Documento fuente:
De esta manera, el fundamento de la oración ortodoxa es la experiencia -a través de la belleza litúrgica- de los principales sacramentos de la Iglesia; de la Iglesia como sacramento, como misterio del Resucitado. La experiencia personal siempre es una toma de conciencia de nuestra dimensión ontológica dentro de la realidad eclesial.  La vida espiritual es la apertura personal al Espíritu Santo que reposa sobre el Cuerpo de Cristo. Se trata de una eclesiofanía.

La búsqueda del “lugar del corazón”.

Las ascesis tiene por objetivo consolidar y hacer consciente en el hombre tal estado litúrgico a fin de que éste sea capaz, según la orden del apóstol, “de realizar la eucaristía en todas las cosas” (1 Tes. 5:18) [1]. Esta ascesis ignora la oposición entre el alma y el cuerpo, y considera al hombre en su totalidad -hasta en sus ritmos corporales: en los de su aliento y de su sangre- como templo del Espíritu Santo. El corazón, en donde el corazón fisiológico constituye un símbolo en el sentido más realista, designa el centro de integración personal de todo nuestro ser. Ser que está abierto, por una parte, hacia el abismo infraconsciente de la existencia panhumana y de la existencia cósmica; y, por otra parte, hacia el abismo supraconsciente de la gracia, de la oscuridad transluminosa. El hombre comprimido y dilatado en su corazón-espíritu es, de esta manera, microcosmos y microtheos. El corazón-espíritu es el órgano del conocimiento de Dios, del conocimiento integral que es inseparable de la fe, la belleza y el amor. En su condición caída, el corazón se halla oscurecido, el conocimiento se ve extravertido y disociado. Pero cuando el bautismo nos injerta en la humanidad deificada y eucarística de Cristo, la gracia toma posesión de la profundidad de nuestro ser y la inserta en el nuevo ser, en la creación secretamente transfigurada que viene a nosotros, dentro de nosotros, en los misterios de la Iglesia. El método espiritual del oriente cristiano consiste, por lo tanto, en la búsqueda del lugar del corazón; es decir, en desprender poco a poco a la conciencia de su prostitución con los ídolos, despojarla de sus personajes neuróticos, de sus identificaciones ilusorias, a fin de hacer descender sobre el santuario todavía oscuro del corazón –y para reconstituirlo- el fuego de la gracia. Y así, el corazón-espíritu, en donde el hombre logra trascenderse, se unifica y se dilata hasta convertirse por completo en el lugar de Dios, hasta congregar en sí a la eucaristía universal.

Datos proporcionados:
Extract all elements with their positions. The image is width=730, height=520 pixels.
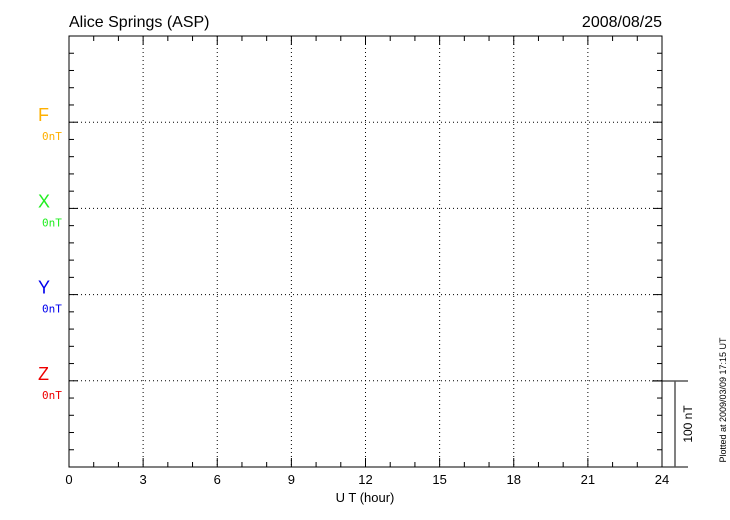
baseline-value-label: 0nT bbox=[42, 130, 62, 143]
x-tick-label: 18 bbox=[507, 472, 521, 487]
x-tick-label: 24 bbox=[655, 472, 669, 487]
scale-bar-label: 100 nT bbox=[681, 405, 695, 443]
x-tick-label: 12 bbox=[358, 472, 372, 487]
x-tick-label: 21 bbox=[581, 472, 595, 487]
x-tick-label: 15 bbox=[432, 472, 446, 487]
x-axis-label: U T (hour) bbox=[336, 490, 395, 505]
plotted-footer: Plotted at 2009/03/09 17:15 UT bbox=[718, 337, 728, 463]
x-tick-label: 6 bbox=[214, 472, 221, 487]
axis-ticks bbox=[68, 35, 663, 468]
chart-title: Alice Springs (ASP) bbox=[69, 14, 210, 31]
scale-bar bbox=[652, 380, 688, 468]
x-tick-label: 0 bbox=[65, 472, 72, 487]
grid bbox=[69, 36, 662, 467]
x-tick-label: 3 bbox=[140, 472, 147, 487]
baseline-value-label: 0nT bbox=[42, 303, 62, 316]
series-label-x: X bbox=[38, 191, 50, 211]
baseline-value-label: 0nT bbox=[42, 389, 62, 402]
chart-date: 2008/08/25 bbox=[582, 14, 662, 31]
series-label-f: F bbox=[38, 105, 49, 125]
baseline-value-label: 0nT bbox=[42, 216, 62, 229]
x-tick-label: 9 bbox=[288, 472, 295, 487]
series-label-y: Y bbox=[38, 278, 50, 298]
series-label-z: Z bbox=[38, 364, 49, 384]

Tareas:
• A. Por favor, transcribe del texto sobre la oración ortodoxa el pasaje que comienza en "De esta manera, el" y termina en "de una eclesiofanía.".
• B. Enumera las realidades de las que, según el texto sobre la oración ortodoxa, es inseparable el conocimiento integral.
Los ítems no tienen ningún papel en esto.

Respuestas:
• A.
De esta manera, el fundamento de la oración ortodoxa es la experiencia -a través de la belleza litúrgica- de los principales sacramentos de la Iglesia; de la Iglesia como sacramento, como misterio del Resucitado. La experiencia personal siempre es una toma de conciencia de nuestra dimensión ontológica dentro de la realidad eclesial.  La vida espiritual es la apertura personal al Espíritu Santo que reposa sobre el Cuerpo de Cristo. Se trata de una eclesiofanía.

• B.
- La fe
- La belleza
- El amor